- **Exercise details**
In the listing below, locate the lines that hold the string "одним". Copy those lines.

- **Input records**
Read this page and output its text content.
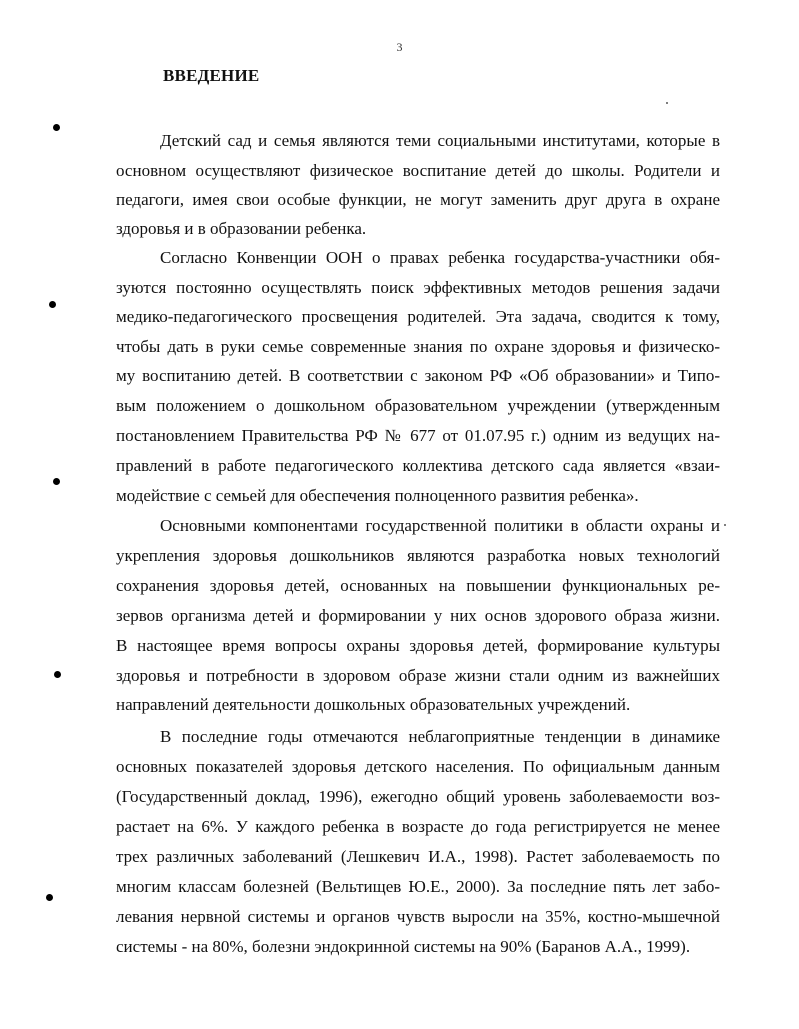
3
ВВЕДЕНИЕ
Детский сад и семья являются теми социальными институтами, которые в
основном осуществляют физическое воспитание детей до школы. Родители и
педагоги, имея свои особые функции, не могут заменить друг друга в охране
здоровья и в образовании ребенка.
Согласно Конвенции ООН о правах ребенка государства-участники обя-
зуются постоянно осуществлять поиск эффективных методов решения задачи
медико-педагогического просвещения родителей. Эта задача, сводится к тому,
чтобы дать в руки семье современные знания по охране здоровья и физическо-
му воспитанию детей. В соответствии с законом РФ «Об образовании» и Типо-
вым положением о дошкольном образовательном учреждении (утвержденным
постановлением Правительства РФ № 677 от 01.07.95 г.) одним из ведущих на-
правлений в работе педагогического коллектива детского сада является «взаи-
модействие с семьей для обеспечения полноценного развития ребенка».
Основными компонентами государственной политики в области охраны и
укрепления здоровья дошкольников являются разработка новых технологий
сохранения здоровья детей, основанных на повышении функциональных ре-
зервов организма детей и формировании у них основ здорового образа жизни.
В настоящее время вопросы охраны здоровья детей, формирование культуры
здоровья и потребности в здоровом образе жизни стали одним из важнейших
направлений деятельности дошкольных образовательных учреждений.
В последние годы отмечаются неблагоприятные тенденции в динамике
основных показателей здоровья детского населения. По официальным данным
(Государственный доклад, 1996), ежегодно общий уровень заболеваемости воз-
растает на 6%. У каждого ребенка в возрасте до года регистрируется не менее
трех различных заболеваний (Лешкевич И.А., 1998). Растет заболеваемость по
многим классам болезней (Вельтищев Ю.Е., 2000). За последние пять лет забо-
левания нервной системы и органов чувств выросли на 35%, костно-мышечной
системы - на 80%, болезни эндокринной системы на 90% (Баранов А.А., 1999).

- **Output**
постановлением Правительства РФ № 677 от 01.07.95 г.) одним из ведущих на-
здоровья и потребности в здоровом образе жизни стали одним из важнейших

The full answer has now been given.